● **What the task requires**
What is needed is an exact repeat of the lines from the line containing "Transcribe this chart's" through the final line of the entries below, and nothing else.

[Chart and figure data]
>> start
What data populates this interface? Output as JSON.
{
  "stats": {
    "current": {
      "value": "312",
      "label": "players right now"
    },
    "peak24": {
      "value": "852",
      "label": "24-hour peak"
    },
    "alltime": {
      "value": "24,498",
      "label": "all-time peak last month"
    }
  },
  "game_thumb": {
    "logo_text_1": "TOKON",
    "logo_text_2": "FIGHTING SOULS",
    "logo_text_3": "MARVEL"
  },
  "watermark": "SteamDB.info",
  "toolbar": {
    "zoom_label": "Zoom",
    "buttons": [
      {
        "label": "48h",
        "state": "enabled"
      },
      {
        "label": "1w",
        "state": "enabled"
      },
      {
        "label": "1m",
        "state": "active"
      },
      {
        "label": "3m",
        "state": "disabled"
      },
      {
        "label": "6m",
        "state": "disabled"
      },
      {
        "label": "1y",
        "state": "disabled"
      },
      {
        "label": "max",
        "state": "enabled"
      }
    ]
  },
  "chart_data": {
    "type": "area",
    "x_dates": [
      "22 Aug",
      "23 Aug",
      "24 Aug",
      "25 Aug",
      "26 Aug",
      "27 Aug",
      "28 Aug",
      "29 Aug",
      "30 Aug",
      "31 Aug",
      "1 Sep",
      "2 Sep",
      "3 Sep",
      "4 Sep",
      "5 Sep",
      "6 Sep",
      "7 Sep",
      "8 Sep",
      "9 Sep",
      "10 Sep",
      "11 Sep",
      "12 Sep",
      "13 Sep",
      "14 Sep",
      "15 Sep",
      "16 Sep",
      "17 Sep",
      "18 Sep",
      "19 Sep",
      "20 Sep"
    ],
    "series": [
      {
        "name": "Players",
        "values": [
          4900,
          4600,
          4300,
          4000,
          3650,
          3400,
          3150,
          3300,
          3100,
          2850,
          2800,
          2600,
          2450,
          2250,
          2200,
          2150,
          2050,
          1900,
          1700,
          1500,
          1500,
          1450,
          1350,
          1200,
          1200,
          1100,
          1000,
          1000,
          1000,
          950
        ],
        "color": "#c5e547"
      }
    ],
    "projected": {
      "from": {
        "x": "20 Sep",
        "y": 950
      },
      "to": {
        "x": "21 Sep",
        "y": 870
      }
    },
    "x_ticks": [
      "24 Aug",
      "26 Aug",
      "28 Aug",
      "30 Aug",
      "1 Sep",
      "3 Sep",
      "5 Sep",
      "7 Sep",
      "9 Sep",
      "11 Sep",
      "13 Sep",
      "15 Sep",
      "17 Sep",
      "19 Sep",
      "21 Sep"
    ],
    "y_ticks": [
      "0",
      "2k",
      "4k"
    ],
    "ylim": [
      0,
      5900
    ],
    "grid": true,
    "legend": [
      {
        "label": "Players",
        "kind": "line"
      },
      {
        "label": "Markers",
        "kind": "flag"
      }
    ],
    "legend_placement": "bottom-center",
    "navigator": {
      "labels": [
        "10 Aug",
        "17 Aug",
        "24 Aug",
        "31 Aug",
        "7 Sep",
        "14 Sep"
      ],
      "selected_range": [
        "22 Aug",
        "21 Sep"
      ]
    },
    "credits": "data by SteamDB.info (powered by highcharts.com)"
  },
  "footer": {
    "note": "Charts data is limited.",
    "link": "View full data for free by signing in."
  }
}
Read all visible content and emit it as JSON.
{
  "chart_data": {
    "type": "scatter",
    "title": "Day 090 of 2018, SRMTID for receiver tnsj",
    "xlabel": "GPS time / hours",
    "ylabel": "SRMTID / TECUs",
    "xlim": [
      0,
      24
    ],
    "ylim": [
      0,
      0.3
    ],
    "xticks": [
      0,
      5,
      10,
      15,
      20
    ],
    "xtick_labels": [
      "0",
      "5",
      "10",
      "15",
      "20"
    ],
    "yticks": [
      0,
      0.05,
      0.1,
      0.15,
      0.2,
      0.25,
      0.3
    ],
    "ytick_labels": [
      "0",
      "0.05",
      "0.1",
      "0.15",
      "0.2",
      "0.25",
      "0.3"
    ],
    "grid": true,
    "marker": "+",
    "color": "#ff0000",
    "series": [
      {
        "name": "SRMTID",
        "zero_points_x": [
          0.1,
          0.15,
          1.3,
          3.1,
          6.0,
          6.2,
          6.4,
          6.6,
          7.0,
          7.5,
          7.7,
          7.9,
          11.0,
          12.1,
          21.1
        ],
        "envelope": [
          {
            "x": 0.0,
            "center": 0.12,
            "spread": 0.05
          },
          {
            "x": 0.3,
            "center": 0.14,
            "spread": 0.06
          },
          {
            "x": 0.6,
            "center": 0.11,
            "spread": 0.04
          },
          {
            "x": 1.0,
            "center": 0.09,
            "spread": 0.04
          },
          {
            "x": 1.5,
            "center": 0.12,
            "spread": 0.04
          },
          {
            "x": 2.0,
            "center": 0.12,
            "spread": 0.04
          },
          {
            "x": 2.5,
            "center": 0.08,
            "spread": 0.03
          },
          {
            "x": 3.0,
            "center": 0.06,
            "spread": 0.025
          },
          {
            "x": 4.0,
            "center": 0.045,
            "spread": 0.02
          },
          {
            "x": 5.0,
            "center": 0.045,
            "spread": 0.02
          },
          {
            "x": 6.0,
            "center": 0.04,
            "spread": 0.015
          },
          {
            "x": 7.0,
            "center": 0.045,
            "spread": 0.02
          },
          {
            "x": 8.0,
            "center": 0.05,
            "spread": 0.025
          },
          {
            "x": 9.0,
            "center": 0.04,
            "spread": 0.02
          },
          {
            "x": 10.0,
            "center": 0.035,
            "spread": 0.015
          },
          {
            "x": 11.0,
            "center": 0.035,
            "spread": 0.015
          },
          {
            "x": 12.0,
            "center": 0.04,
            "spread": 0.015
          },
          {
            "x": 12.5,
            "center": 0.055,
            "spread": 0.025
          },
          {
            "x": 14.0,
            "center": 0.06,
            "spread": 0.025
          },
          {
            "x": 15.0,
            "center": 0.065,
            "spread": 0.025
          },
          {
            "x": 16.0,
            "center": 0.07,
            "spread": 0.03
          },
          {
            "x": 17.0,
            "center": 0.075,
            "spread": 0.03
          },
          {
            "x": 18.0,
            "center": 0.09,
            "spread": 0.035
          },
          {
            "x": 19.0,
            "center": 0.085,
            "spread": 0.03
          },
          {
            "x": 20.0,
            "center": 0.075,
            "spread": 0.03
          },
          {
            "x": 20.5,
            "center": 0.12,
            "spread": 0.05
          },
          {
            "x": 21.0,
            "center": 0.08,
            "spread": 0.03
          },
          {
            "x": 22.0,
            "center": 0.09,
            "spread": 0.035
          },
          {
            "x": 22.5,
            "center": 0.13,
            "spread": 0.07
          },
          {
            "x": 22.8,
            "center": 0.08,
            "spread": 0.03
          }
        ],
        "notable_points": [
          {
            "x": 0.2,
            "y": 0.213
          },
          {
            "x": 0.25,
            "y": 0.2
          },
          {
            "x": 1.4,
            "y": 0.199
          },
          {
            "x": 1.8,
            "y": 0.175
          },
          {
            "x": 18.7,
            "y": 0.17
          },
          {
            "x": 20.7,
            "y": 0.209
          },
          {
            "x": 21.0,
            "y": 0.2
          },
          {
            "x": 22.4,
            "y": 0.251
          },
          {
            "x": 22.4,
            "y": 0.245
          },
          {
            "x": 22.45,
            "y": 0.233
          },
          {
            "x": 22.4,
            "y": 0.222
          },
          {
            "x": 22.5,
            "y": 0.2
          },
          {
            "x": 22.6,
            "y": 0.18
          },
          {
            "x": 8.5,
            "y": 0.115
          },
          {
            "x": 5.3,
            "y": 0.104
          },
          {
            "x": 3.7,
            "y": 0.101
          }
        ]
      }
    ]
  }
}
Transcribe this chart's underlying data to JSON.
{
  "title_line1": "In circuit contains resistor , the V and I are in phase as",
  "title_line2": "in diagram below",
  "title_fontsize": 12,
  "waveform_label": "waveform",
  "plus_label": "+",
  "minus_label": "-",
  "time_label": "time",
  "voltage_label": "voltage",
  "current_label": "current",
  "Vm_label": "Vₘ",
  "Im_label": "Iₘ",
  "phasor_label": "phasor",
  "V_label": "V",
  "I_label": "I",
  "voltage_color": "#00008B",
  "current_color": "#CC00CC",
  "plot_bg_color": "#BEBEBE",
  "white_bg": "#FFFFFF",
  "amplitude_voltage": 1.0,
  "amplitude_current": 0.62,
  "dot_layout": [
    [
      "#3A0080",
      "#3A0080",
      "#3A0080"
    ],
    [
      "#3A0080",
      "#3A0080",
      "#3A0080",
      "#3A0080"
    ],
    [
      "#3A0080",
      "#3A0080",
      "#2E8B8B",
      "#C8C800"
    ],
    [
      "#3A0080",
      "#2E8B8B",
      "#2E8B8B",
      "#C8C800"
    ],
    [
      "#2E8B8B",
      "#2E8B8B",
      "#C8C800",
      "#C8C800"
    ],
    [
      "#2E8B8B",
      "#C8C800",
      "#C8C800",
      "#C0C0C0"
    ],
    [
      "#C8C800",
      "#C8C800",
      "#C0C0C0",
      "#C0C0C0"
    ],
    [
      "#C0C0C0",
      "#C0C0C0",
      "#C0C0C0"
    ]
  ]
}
>> end
● **Expected answer**
Transcribe this chart's underlying data to JSON.
{
  "title_line1": "In circuit contains resistor , the V and I are in phase as",
  "title_line2": "in diagram below",
  "title_fontsize": 12,
  "waveform_label": "waveform",
  "plus_label": "+",
  "minus_label": "-",
  "time_label": "time",
  "voltage_label": "voltage",
  "current_label": "current",
  "Vm_label": "Vₘ",
  "Im_label": "Iₘ",
  "phasor_label": "phasor",
  "V_label": "V",
  "I_label": "I",
  "voltage_color": "#00008B",
  "current_color": "#CC00CC",
  "plot_bg_color": "#BEBEBE",
  "white_bg": "#FFFFFF",
  "amplitude_voltage": 1.0,
  "amplitude_current": 0.62,
  "dot_layout": [
    [
      "#3A0080",
      "#3A0080",
      "#3A0080"
    ],
    [
      "#3A0080",
      "#3A0080",
      "#3A0080",
      "#3A0080"
    ],
    [
      "#3A0080",
      "#3A0080",
      "#2E8B8B",
      "#C8C800"
    ],
    [
      "#3A0080",
      "#2E8B8B",
      "#2E8B8B",
      "#C8C800"
    ],
    [
      "#2E8B8B",
      "#2E8B8B",
      "#C8C800",
      "#C8C800"
    ],
    [
      "#2E8B8B",
      "#C8C800",
      "#C8C800",
      "#C0C0C0"
    ],
    [
      "#C8C800",
      "#C8C800",
      "#C0C0C0",
      "#C0C0C0"
    ],
    [
      "#C0C0C0",
      "#C0C0C0",
      "#C0C0C0"
    ]
  ]
}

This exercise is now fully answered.